> _PROBLEM DESCRIPTION_:
Can you pull out each line of the data below that includes the word "Pedro"?

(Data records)
+-------+
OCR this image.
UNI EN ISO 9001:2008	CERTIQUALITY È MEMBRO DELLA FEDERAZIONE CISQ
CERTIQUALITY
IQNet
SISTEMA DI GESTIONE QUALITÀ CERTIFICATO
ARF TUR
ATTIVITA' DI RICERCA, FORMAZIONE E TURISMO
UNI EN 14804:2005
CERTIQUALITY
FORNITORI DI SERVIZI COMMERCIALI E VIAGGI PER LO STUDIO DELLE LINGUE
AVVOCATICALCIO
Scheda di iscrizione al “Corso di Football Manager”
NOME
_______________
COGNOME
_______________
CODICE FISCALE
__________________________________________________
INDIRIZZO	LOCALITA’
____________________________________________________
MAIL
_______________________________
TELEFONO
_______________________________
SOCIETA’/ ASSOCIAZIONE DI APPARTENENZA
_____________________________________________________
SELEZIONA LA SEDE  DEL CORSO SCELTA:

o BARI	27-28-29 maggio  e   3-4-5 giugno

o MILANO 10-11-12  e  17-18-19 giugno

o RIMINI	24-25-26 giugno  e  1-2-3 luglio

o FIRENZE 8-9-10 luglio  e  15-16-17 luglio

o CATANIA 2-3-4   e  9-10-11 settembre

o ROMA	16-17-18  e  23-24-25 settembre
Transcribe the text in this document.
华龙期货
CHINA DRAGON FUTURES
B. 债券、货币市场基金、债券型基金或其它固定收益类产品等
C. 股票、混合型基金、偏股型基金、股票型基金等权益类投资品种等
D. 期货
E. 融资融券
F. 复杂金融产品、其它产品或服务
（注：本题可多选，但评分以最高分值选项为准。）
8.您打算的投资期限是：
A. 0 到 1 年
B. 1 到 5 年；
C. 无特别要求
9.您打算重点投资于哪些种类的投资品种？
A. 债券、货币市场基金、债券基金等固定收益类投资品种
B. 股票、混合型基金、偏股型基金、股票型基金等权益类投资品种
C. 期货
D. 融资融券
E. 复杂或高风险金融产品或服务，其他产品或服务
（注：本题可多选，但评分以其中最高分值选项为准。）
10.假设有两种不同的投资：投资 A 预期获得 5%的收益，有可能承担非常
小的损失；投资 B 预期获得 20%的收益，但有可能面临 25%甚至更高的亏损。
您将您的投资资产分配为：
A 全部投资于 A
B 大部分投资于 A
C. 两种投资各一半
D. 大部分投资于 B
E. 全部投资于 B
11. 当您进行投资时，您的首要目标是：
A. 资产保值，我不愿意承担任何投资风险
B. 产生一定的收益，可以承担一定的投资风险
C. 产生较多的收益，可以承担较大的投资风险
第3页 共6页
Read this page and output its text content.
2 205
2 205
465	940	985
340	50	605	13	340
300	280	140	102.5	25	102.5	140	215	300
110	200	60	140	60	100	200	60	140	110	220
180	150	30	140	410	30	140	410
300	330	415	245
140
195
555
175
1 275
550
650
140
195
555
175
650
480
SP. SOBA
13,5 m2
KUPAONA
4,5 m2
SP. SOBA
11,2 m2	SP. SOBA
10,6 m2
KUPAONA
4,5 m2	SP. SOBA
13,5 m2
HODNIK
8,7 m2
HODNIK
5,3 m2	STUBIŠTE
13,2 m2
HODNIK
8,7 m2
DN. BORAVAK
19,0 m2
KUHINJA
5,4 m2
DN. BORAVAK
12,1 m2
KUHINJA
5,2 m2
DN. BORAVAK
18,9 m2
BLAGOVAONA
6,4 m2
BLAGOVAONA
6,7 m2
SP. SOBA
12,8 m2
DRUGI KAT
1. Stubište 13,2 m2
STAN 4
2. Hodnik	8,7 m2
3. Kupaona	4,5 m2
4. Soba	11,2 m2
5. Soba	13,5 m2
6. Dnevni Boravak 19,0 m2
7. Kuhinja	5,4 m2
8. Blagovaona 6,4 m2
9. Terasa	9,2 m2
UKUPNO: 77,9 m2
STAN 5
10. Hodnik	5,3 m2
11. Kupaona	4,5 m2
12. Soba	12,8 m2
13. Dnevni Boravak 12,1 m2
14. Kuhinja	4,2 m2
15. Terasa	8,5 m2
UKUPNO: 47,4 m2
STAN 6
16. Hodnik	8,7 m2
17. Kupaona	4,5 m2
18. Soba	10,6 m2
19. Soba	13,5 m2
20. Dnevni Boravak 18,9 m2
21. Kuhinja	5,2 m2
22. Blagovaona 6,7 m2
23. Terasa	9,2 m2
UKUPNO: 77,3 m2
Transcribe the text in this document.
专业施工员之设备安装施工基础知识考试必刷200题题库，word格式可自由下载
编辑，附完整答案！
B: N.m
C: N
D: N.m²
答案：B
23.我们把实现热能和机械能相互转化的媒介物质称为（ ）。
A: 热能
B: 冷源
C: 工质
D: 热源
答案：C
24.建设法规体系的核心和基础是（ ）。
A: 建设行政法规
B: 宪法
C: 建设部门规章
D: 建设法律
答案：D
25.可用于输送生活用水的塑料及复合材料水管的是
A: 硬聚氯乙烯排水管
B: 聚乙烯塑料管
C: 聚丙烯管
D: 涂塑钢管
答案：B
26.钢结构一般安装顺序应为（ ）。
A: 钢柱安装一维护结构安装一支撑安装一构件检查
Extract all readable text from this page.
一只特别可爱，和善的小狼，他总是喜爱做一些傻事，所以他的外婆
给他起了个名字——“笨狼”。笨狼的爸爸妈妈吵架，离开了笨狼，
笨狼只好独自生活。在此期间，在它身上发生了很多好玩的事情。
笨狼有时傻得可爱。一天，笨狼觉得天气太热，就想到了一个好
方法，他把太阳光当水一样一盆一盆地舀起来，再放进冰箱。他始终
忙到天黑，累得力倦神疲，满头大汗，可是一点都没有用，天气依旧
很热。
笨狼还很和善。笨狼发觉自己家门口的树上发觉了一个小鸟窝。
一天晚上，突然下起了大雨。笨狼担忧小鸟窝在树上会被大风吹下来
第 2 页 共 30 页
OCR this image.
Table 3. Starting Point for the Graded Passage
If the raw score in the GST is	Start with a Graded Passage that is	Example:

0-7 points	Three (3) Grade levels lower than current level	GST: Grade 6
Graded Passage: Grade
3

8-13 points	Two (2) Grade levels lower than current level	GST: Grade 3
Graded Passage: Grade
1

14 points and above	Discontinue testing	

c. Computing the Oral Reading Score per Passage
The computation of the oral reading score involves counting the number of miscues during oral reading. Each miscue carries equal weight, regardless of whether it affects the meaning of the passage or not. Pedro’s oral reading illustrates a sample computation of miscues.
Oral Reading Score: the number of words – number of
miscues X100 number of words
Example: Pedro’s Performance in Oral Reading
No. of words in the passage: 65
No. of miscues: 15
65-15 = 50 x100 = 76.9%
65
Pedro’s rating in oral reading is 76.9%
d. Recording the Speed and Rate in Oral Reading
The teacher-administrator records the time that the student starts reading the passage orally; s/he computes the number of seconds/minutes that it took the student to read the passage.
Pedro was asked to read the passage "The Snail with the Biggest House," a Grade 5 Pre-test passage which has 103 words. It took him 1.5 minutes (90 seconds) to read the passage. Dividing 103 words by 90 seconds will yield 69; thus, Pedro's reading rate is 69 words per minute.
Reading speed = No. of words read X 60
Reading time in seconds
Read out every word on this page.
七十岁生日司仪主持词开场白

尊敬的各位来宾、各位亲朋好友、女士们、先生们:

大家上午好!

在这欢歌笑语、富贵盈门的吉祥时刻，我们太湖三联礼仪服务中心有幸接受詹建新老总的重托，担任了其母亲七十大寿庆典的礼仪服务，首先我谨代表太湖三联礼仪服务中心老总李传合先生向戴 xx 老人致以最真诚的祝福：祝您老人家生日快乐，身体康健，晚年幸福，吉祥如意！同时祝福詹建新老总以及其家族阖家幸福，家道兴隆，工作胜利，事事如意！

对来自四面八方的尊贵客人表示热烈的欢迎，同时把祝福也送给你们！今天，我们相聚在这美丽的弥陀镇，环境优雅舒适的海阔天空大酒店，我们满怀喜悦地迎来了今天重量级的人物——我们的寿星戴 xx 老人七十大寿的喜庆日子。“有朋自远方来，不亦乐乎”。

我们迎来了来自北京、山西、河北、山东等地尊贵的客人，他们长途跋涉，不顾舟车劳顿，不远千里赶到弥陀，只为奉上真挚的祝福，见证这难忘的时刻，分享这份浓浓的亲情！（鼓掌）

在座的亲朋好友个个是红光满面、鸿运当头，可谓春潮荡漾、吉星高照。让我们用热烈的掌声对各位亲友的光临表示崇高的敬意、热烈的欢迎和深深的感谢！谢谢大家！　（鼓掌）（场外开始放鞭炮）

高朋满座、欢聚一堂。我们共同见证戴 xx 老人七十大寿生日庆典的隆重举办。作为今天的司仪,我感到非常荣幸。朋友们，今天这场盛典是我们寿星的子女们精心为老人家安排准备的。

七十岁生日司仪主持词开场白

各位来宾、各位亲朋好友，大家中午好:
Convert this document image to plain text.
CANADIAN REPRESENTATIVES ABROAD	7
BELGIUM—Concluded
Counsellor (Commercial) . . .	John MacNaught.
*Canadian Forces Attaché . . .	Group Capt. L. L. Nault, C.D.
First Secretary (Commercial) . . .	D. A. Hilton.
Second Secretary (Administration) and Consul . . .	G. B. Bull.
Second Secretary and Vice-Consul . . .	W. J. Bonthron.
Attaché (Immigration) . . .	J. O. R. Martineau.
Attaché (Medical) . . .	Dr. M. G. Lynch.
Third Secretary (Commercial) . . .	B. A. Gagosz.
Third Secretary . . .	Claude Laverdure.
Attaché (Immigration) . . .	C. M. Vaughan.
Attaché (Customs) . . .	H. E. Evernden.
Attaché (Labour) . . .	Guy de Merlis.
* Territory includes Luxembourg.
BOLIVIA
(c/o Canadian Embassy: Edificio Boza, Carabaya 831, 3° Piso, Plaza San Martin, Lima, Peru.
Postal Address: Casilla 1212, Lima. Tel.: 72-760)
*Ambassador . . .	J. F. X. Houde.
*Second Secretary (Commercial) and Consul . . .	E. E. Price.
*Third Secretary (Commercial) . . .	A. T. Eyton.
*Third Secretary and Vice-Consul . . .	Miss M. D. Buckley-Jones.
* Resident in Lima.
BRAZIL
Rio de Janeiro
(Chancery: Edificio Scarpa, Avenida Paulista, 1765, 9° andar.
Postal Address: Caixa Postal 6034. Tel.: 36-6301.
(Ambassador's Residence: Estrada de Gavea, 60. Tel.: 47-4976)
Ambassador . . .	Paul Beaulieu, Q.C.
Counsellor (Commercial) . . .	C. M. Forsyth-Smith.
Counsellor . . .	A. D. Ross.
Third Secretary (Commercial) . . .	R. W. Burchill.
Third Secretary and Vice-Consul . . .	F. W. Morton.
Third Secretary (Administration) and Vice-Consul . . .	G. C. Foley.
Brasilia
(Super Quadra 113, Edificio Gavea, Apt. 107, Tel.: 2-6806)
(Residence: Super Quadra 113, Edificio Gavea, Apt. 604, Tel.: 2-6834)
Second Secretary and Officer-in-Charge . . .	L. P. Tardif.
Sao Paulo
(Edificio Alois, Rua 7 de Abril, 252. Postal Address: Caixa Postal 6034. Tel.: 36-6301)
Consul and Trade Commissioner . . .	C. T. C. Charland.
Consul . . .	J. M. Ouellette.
+-------+
> _COMPLETED EXERCISE_:
The computation of the oral reading score involves counting the number of miscues during oral reading. Each miscue carries equal weight, regardless of whether it affects the meaning of the passage or not. Pedro’s oral reading illustrates a sample computation of miscues.
Example: Pedro’s Performance in Oral Reading
Pedro’s rating in oral reading is 76.9%
Pedro was asked to read the passage "The Snail with the Biggest House," a Grade 5 Pre-test passage which has 103 words. It took him 1.5 minutes (90 seconds) to read the passage. Dividing 103 words by 90 seconds will yield 69; thus, Pedro's reading rate is 69 words per minute.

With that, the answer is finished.